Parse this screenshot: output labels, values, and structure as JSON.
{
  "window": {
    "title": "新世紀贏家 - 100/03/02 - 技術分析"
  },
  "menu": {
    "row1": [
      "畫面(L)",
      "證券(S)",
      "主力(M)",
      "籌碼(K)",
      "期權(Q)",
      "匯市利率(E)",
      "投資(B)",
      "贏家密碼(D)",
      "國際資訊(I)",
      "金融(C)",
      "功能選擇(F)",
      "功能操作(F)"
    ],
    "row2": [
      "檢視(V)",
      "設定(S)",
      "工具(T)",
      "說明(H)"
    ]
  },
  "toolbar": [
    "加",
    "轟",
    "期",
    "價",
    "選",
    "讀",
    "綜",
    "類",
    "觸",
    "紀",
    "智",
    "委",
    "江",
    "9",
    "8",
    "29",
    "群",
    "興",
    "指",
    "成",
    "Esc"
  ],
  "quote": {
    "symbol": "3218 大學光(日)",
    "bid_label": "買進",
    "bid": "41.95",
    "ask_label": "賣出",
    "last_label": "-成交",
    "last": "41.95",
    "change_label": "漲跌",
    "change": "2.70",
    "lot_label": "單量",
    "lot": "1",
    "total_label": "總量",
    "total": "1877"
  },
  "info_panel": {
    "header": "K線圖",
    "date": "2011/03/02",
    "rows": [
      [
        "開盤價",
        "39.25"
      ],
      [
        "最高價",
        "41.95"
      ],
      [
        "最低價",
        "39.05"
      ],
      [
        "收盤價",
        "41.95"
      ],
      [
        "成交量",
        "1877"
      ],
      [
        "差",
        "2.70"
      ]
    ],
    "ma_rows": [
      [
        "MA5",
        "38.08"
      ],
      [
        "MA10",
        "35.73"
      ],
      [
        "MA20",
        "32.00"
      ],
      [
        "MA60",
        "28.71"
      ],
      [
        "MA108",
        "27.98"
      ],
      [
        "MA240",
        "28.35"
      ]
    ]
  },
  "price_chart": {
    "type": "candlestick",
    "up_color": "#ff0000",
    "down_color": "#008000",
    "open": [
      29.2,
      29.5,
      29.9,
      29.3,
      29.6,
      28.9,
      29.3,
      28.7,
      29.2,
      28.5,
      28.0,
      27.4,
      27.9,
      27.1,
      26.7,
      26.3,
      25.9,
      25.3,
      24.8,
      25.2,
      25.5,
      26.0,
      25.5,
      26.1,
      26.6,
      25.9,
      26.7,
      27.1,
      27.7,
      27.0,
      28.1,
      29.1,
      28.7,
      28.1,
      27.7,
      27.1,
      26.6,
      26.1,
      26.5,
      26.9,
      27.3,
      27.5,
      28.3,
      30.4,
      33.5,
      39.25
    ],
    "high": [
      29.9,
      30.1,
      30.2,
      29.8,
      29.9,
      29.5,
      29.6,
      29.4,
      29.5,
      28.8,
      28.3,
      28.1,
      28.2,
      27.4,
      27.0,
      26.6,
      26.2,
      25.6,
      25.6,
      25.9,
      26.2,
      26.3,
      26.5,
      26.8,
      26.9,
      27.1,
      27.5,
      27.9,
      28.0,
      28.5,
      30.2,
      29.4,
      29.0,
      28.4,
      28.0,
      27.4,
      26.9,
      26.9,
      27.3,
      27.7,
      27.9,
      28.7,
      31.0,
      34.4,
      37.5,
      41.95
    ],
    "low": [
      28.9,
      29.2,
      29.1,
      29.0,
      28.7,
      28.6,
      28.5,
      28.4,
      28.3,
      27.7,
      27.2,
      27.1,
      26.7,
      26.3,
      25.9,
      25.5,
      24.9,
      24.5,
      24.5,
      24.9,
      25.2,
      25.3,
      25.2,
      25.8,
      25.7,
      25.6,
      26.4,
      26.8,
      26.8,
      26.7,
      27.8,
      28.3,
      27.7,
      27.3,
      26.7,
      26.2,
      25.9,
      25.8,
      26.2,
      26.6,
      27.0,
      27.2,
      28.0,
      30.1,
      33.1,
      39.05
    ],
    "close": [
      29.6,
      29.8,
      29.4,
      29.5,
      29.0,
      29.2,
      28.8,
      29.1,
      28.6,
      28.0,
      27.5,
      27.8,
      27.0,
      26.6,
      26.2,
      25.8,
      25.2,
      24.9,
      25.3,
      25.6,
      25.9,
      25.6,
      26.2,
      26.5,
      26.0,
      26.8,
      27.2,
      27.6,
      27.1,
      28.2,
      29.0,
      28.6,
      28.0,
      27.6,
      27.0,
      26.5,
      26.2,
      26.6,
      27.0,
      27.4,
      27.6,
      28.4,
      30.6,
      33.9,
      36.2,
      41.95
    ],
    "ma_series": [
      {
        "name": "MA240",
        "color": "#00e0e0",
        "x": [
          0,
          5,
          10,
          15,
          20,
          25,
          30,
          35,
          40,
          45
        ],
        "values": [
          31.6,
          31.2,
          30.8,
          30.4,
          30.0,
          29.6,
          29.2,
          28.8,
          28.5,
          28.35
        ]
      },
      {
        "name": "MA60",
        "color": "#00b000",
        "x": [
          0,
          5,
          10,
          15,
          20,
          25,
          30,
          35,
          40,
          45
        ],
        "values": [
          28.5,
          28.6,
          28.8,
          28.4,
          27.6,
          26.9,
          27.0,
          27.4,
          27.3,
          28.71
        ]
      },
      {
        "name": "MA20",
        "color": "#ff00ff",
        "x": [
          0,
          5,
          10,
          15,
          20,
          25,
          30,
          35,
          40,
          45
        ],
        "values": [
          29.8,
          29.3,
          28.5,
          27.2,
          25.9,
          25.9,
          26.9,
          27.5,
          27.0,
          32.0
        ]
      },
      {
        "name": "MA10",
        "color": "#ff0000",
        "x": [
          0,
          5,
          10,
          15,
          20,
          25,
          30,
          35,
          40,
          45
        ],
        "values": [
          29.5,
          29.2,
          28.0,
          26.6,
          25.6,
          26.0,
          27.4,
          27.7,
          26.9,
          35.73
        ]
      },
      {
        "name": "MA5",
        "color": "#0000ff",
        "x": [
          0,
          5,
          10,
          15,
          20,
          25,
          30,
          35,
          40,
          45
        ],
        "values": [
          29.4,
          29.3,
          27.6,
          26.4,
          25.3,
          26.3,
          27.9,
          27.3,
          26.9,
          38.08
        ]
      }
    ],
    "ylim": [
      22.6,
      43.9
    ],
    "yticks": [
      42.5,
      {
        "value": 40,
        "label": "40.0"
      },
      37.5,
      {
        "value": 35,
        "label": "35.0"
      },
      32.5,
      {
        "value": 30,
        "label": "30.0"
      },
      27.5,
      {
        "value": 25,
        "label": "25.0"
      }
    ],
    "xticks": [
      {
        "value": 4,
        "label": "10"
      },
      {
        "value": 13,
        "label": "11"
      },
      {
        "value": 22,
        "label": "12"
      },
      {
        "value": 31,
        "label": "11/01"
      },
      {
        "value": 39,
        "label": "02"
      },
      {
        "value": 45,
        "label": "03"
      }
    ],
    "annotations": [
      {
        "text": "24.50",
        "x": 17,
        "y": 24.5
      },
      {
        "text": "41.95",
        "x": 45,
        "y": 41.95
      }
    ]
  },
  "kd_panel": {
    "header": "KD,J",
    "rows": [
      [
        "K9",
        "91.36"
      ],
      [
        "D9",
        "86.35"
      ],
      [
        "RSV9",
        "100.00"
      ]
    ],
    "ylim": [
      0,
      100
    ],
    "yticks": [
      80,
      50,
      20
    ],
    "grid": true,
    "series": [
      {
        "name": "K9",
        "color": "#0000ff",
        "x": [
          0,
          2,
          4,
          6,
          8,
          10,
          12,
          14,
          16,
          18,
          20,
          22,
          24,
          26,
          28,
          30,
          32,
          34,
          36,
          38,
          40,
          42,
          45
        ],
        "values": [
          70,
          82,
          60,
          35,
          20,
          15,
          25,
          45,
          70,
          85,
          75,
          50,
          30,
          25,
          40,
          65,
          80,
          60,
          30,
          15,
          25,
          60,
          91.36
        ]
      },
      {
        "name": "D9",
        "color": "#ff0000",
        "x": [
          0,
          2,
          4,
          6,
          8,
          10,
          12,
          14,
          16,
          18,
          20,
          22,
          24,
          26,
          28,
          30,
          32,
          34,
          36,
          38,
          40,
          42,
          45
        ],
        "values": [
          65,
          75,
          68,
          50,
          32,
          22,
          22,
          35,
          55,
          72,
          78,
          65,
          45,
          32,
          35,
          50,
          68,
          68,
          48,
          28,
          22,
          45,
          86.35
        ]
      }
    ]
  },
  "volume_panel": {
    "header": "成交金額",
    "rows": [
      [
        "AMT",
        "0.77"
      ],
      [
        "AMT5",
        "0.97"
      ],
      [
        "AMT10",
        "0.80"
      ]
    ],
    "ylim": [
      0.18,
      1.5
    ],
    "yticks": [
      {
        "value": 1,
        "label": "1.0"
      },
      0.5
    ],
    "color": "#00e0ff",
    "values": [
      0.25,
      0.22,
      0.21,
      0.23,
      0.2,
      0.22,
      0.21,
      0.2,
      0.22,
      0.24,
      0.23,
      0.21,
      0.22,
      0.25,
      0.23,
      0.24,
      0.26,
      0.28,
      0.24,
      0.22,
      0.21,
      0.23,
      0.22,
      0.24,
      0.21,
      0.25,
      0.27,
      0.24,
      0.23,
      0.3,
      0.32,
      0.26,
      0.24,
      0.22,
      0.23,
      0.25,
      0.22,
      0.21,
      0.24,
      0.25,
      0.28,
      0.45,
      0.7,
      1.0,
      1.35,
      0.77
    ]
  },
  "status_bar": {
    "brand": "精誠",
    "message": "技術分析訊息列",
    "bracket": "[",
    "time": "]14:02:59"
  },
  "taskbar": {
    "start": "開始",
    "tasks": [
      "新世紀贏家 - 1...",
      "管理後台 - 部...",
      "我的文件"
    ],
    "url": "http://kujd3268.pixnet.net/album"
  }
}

★ ★ ★ ★ ★ ★ ★

## Your instructions
Among the lines above, count those containing the word "name" and give nothing but the result.

## Solved problem
7